-------- Record extracts --------

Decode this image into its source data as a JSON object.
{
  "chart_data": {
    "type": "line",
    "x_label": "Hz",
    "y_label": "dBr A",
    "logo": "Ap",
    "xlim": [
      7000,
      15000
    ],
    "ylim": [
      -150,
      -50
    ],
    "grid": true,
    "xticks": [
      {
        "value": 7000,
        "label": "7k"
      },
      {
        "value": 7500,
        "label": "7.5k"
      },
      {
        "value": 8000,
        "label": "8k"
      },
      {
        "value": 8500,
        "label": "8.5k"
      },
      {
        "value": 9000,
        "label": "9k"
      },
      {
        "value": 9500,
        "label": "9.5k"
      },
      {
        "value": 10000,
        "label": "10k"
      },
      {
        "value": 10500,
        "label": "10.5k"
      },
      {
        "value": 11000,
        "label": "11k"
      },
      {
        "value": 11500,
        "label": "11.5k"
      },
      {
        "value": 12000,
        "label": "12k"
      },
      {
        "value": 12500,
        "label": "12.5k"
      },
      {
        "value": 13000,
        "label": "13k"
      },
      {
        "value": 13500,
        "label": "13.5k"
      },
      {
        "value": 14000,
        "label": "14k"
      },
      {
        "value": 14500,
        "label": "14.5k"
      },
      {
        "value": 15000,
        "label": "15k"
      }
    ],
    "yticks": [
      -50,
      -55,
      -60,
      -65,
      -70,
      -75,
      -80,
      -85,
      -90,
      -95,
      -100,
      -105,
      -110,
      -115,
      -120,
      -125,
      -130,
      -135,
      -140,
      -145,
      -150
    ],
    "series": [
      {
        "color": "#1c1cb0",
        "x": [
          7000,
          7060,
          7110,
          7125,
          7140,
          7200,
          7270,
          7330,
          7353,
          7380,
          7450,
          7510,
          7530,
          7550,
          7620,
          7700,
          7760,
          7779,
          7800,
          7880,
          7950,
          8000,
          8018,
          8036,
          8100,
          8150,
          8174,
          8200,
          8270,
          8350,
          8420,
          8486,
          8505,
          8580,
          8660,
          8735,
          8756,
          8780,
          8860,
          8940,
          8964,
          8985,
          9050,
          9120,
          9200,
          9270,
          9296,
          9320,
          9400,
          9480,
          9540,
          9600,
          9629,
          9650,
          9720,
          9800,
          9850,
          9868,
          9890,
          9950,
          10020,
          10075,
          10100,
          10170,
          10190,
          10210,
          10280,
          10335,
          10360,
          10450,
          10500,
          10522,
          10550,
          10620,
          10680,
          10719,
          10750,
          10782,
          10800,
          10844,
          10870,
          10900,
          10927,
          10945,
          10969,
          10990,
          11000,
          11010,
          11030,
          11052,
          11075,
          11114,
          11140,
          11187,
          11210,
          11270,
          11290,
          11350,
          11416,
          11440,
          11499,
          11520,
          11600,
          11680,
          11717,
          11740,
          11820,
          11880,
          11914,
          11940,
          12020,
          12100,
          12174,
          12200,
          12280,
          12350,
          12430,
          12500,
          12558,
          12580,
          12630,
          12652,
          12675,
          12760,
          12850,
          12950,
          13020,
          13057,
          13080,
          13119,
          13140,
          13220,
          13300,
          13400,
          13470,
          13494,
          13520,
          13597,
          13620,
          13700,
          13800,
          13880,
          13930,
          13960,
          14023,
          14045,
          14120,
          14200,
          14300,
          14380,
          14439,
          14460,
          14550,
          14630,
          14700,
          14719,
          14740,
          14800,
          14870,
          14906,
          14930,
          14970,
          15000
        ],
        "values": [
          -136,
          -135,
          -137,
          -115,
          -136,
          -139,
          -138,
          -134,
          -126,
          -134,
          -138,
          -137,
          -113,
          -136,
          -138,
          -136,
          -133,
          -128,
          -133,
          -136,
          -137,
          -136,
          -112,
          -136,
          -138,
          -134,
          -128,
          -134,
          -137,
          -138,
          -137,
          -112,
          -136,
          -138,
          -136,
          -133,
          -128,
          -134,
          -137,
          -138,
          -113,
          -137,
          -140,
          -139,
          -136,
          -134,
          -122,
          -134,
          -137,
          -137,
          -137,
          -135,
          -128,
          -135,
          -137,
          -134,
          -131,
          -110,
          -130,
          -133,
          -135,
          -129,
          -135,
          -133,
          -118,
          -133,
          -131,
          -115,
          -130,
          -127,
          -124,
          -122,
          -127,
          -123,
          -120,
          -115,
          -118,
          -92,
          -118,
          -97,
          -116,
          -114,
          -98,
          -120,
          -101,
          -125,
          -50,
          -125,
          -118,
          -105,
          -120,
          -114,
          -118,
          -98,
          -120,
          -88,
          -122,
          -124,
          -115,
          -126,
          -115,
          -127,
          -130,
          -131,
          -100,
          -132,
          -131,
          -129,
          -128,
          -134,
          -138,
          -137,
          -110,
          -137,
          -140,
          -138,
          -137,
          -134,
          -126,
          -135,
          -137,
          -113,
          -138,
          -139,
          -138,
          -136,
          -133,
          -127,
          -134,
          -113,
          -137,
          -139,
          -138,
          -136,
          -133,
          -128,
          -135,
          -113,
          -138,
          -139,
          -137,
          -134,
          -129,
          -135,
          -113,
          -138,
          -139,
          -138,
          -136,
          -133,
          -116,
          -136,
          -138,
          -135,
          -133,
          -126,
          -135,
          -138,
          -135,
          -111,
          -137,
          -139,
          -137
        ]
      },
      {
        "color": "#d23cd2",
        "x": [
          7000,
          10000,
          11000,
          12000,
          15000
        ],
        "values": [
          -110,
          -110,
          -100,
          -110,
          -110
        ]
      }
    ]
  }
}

--------

▸ Problem to work on
Write out every entry verbatim.

▸ Task output
Decode this image into its source data as a JSON object.
{
  "chart_data": {
    "type": "line",
    "x_label": "Hz",
    "y_label": "dBr A",
    "logo": "Ap",
    "xlim": [
      7000,
      15000
    ],
    "ylim": [
      -150,
      -50
    ],
    "grid": true,
    "xticks": [
      {
        "value": 7000,
        "label": "7k"
      },
      {
        "value": 7500,
        "label": "7.5k"
      },
      {
        "value": 8000,
        "label": "8k"
      },
      {
        "value": 8500,
        "label": "8.5k"
      },
      {
        "value": 9000,
        "label": "9k"
      },
      {
        "value": 9500,
        "label": "9.5k"
      },
      {
        "value": 10000,
        "label": "10k"
      },
      {
        "value": 10500,
        "label": "10.5k"
      },
      {
        "value": 11000,
        "label": "11k"
      },
      {
        "value": 11500,
        "label": "11.5k"
      },
      {
        "value": 12000,
        "label": "12k"
      },
      {
        "value": 12500,
        "label": "12.5k"
      },
      {
        "value": 13000,
        "label": "13k"
      },
      {
        "value": 13500,
        "label": "13.5k"
      },
      {
        "value": 14000,
        "label": "14k"
      },
      {
        "value": 14500,
        "label": "14.5k"
      },
      {
        "value": 15000,
        "label": "15k"
      }
    ],
    "yticks": [
      -50,
      -55,
      -60,
      -65,
      -70,
      -75,
      -80,
      -85,
      -90,
      -95,
      -100,
      -105,
      -110,
      -115,
      -120,
      -125,
      -130,
      -135,
      -140,
      -145,
      -150
    ],
    "series": [
      {
        "color": "#1c1cb0",
        "x": [
          7000,
          7060,
          7110,
          7125,
          7140,
          7200,
          7270,
          7330,
          7353,
          7380,
          7450,
          7510,
          7530,
          7550,
          7620,
          7700,
          7760,
          7779,
          7800,
          7880,
          7950,
          8000,
          8018,
          8036,
          8100,
          8150,
          8174,
          8200,
          8270,
          8350,
          8420,
          8486,
          8505,
          8580,
          8660,
          8735,
          8756,
          8780,
          8860,
          8940,
          8964,
          8985,
          9050,
          9120,
          9200,
          9270,
          9296,
          9320,
          9400,
          9480,
          9540,
          9600,
          9629,
          9650,
          9720,
          9800,
          9850,
          9868,
          9890,
          9950,
          10020,
          10075,
          10100,
          10170,
          10190,
          10210,
          10280,
          10335,
          10360,
          10450,
          10500,
          10522,
          10550,
          10620,
          10680,
          10719,
          10750,
          10782,
          10800,
          10844,
          10870,
          10900,
          10927,
          10945,
          10969,
          10990,
          11000,
          11010,
          11030,
          11052,
          11075,
          11114,
          11140,
          11187,
          11210,
          11270,
          11290,
          11350,
          11416,
          11440,
          11499,
          11520,
          11600,
          11680,
          11717,
          11740,
          11820,
          11880,
          11914,
          11940,
          12020,
          12100,
          12174,
          12200,
          12280,
          12350,
          12430,
          12500,
          12558,
          12580,
          12630,
          12652,
          12675,
          12760,
          12850,
          12950,
          13020,
          13057,
          13080,
          13119,
          13140,
          13220,
          13300,
          13400,
          13470,
          13494,
          13520,
          13597,
          13620,
          13700,
          13800,
          13880,
          13930,
          13960,
          14023,
          14045,
          14120,
          14200,
          14300,
          14380,
          14439,
          14460,
          14550,
          14630,
          14700,
          14719,
          14740,
          14800,
          14870,
          14906,
          14930,
          14970,
          15000
        ],
        "values": [
          -136,
          -135,
          -137,
          -115,
          -136,
          -139,
          -138,
          -134,
          -126,
          -134,
          -138,
          -137,
          -113,
          -136,
          -138,
          -136,
          -133,
          -128,
          -133,
          -136,
          -137,
          -136,
          -112,
          -136,
          -138,
          -134,
          -128,
          -134,
          -137,
          -138,
          -137,
          -112,
          -136,
          -138,
          -136,
          -133,
          -128,
          -134,
          -137,
          -138,
          -113,
          -137,
          -140,
          -139,
          -136,
          -134,
          -122,
          -134,
          -137,
          -137,
          -137,
          -135,
          -128,
          -135,
          -137,
          -134,
          -131,
          -110,
          -130,
          -133,
          -135,
          -129,
          -135,
          -133,
          -118,
          -133,
          -131,
          -115,
          -130,
          -127,
          -124,
          -122,
          -127,
          -123,
          -120,
          -115,
          -118,
          -92,
          -118,
          -97,
          -116,
          -114,
          -98,
          -120,
          -101,
          -125,
          -50,
          -125,
          -118,
          -105,
          -120,
          -114,
          -118,
          -98,
          -120,
          -88,
          -122,
          -124,
          -115,
          -126,
          -115,
          -127,
          -130,
          -131,
          -100,
          -132,
          -131,
          -129,
          -128,
          -134,
          -138,
          -137,
          -110,
          -137,
          -140,
          -138,
          -137,
          -134,
          -126,
          -135,
          -137,
          -113,
          -138,
          -139,
          -138,
          -136,
          -133,
          -127,
          -134,
          -113,
          -137,
          -139,
          -138,
          -136,
          -133,
          -128,
          -135,
          -113,
          -138,
          -139,
          -137,
          -134,
          -129,
          -135,
          -113,
          -138,
          -139,
          -138,
          -136,
          -133,
          -116,
          -136,
          -138,
          -135,
          -133,
          -126,
          -135,
          -138,
          -135,
          -111,
          -137,
          -139,
          -137
        ]
      },
      {
        "color": "#d23cd2",
        "x": [
          7000,
          10000,
          11000,
          12000,
          15000
        ],
        "values": [
          -110,
          -110,
          -100,
          -110,
          -110
        ]
      }
    ]
  }
}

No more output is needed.